** Start **

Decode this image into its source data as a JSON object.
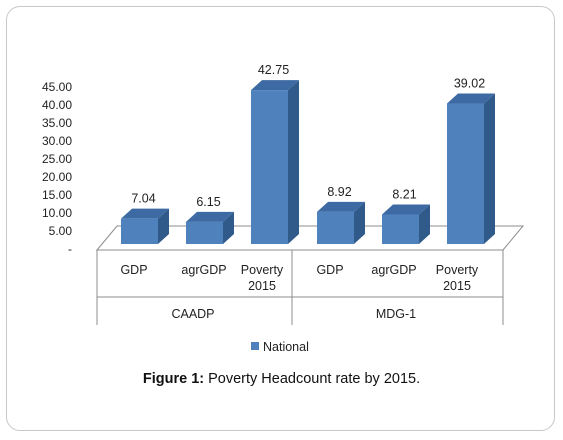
{
  "chart_data": {
    "type": "bar",
    "title": "",
    "xlabel": "",
    "ylabel": "",
    "ylim": [
      0,
      45
    ],
    "ytick_labels": [
      "-",
      "5.00",
      "10.00",
      "15.00",
      "20.00",
      "25.00",
      "30.00",
      "35.00",
      "40.00",
      "45.00"
    ],
    "groups": [
      {
        "name": "CAADP",
        "categories": [
          "GDP",
          "agrGDP",
          "Poverty 2015"
        ]
      },
      {
        "name": "MDG-1",
        "categories": [
          "GDP",
          "agrGDP",
          "Poverty 2015"
        ]
      }
    ],
    "categories": [
      "GDP",
      "agrGDP",
      "Poverty 2015",
      "GDP",
      "agrGDP",
      "Poverty 2015"
    ],
    "series": [
      {
        "name": "National",
        "values": [
          7.04,
          6.15,
          42.75,
          8.92,
          8.21,
          39.02
        ],
        "color": "#4f81bd"
      }
    ],
    "data_labels": [
      "7.04",
      "6.15",
      "42.75",
      "8.92",
      "8.21",
      "39.02"
    ],
    "legend": {
      "position": "bottom",
      "entries": [
        "National"
      ]
    },
    "style": "3d-column"
  },
  "caption": {
    "prefix": "Figure 1:",
    "text": " Poverty Headcount rate by 2015."
  },
  "colors": {
    "bar_front": "#4f81bd",
    "bar_side": "#2f5a8a",
    "bar_top": "#3d6aa3"
  }
}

** End **

WHAT YOU NEED TO DO:
Leave out the pictures and give the listing above again exactly.

WRITTEN ANSWER:
Decode this image into its source data as a JSON object.
{
  "chart_data": {
    "type": "bar",
    "title": "",
    "xlabel": "",
    "ylabel": "",
    "ylim": [
      0,
      45
    ],
    "ytick_labels": [
      "-",
      "5.00",
      "10.00",
      "15.00",
      "20.00",
      "25.00",
      "30.00",
      "35.00",
      "40.00",
      "45.00"
    ],
    "groups": [
      {
        "name": "CAADP",
        "categories": [
          "GDP",
          "agrGDP",
          "Poverty 2015"
        ]
      },
      {
        "name": "MDG-1",
        "categories": [
          "GDP",
          "agrGDP",
          "Poverty 2015"
        ]
      }
    ],
    "categories": [
      "GDP",
      "agrGDP",
      "Poverty 2015",
      "GDP",
      "agrGDP",
      "Poverty 2015"
    ],
    "series": [
      {
        "name": "National",
        "values": [
          7.04,
          6.15,
          42.75,
          8.92,
          8.21,
          39.02
        ],
        "color": "#4f81bd"
      }
    ],
    "data_labels": [
      "7.04",
      "6.15",
      "42.75",
      "8.92",
      "8.21",
      "39.02"
    ],
    "legend": {
      "position": "bottom",
      "entries": [
        "National"
      ]
    },
    "style": "3d-column"
  },
  "caption": {
    "prefix": "Figure 1:",
    "text": " Poverty Headcount rate by 2015."
  },
  "colors": {
    "bar_front": "#4f81bd",
    "bar_side": "#2f5a8a",
    "bar_top": "#3d6aa3"
  }
}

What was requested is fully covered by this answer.